- _Given exercise_
Each line containing the word "image" needs to be copied.

- _Task material_
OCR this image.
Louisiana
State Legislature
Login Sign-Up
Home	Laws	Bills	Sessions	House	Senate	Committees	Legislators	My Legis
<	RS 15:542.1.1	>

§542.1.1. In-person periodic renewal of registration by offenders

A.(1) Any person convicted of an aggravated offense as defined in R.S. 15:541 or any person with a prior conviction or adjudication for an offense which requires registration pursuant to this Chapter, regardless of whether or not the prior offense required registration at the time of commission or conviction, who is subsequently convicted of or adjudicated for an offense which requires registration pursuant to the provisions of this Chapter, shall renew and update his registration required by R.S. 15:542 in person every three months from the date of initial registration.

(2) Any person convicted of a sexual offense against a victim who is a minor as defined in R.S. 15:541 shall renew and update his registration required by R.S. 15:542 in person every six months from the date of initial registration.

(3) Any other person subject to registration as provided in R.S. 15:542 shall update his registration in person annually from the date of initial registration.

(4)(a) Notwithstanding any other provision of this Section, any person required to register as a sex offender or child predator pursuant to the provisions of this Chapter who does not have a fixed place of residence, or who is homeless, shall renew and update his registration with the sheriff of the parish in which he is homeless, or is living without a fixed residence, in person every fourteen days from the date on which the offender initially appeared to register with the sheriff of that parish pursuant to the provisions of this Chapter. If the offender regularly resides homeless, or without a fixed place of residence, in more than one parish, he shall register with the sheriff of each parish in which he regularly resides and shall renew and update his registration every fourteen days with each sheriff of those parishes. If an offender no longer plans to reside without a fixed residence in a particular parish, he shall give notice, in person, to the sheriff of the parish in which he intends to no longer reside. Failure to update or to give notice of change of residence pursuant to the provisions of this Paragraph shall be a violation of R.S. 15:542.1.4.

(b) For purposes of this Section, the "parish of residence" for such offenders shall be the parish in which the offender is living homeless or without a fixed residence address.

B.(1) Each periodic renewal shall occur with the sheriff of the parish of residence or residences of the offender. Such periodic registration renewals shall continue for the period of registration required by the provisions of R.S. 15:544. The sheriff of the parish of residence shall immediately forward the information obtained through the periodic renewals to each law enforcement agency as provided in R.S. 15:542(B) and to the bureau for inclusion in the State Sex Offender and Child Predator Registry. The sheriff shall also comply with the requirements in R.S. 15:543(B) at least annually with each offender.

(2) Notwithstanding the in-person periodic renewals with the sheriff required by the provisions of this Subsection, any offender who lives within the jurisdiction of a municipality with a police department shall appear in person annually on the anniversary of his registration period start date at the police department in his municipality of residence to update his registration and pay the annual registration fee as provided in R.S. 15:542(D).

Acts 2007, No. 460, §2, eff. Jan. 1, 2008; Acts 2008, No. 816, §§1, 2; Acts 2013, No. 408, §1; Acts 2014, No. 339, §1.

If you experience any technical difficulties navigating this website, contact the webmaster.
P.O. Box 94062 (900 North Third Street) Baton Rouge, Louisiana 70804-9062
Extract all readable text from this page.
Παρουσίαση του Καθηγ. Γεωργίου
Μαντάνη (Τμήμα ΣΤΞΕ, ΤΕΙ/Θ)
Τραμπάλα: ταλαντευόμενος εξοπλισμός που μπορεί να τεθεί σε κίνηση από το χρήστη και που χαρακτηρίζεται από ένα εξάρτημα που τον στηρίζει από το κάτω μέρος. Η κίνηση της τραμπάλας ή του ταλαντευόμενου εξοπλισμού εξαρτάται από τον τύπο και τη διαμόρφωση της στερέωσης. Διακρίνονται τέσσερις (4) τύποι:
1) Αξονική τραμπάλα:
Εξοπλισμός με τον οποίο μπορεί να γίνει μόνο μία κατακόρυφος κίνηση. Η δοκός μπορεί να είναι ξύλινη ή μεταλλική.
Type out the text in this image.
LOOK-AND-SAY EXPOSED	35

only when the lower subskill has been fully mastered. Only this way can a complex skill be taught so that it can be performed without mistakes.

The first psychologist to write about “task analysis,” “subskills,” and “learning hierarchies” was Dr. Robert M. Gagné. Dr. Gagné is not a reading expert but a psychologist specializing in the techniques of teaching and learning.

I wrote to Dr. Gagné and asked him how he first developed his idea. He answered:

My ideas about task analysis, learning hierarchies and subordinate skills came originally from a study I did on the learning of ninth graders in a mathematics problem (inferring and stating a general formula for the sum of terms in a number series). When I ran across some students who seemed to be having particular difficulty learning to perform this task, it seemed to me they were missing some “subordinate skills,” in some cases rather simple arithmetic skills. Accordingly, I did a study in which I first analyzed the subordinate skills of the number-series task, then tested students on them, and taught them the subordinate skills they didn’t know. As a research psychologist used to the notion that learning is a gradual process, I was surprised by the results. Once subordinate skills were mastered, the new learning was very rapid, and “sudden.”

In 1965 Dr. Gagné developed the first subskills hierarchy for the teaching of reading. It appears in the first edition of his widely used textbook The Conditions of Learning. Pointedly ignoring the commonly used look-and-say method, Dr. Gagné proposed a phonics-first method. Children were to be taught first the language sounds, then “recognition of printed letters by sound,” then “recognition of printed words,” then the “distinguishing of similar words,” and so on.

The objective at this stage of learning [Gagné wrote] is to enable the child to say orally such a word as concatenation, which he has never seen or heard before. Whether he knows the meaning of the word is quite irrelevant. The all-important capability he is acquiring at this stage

- _Correct response_
OCR this image.
Type out the text in this image.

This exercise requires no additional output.